- TASK REQUIREMENTS: Can you transcribe every record below exactly as it appears?

Stored data entries:
** start **

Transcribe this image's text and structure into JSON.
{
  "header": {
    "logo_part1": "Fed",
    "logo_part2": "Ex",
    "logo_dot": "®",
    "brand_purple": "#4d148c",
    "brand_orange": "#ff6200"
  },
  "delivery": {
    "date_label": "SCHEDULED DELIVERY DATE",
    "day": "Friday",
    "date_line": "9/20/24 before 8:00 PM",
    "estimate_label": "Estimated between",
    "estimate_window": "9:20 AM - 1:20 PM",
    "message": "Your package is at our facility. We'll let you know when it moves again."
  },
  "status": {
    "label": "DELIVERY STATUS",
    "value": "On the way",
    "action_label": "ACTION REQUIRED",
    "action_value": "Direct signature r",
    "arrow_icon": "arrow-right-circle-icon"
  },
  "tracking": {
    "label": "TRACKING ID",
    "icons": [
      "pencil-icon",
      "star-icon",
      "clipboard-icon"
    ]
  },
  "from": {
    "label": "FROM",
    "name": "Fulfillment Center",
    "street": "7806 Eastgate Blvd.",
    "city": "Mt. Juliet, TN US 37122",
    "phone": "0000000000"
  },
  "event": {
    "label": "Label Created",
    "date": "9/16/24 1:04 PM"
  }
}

** end **

- FULL SOLUTION:
Transcribe this image's text and structure into JSON.
{
  "header": {
    "logo_part1": "Fed",
    "logo_part2": "Ex",
    "logo_dot": "®",
    "brand_purple": "#4d148c",
    "brand_orange": "#ff6200"
  },
  "delivery": {
    "date_label": "SCHEDULED DELIVERY DATE",
    "day": "Friday",
    "date_line": "9/20/24 before 8:00 PM",
    "estimate_label": "Estimated between",
    "estimate_window": "9:20 AM - 1:20 PM",
    "message": "Your package is at our facility. We'll let you know when it moves again."
  },
  "status": {
    "label": "DELIVERY STATUS",
    "value": "On the way",
    "action_label": "ACTION REQUIRED",
    "action_value": "Direct signature r",
    "arrow_icon": "arrow-right-circle-icon"
  },
  "tracking": {
    "label": "TRACKING ID",
    "icons": [
      "pencil-icon",
      "star-icon",
      "clipboard-icon"
    ]
  },
  "from": {
    "label": "FROM",
    "name": "Fulfillment Center",
    "street": "7806 Eastgate Blvd.",
    "city": "Mt. Juliet, TN US 37122",
    "phone": "0000000000"
  },
  "event": {
    "label": "Label Created",
    "date": "9/16/24 1:04 PM"
  }
}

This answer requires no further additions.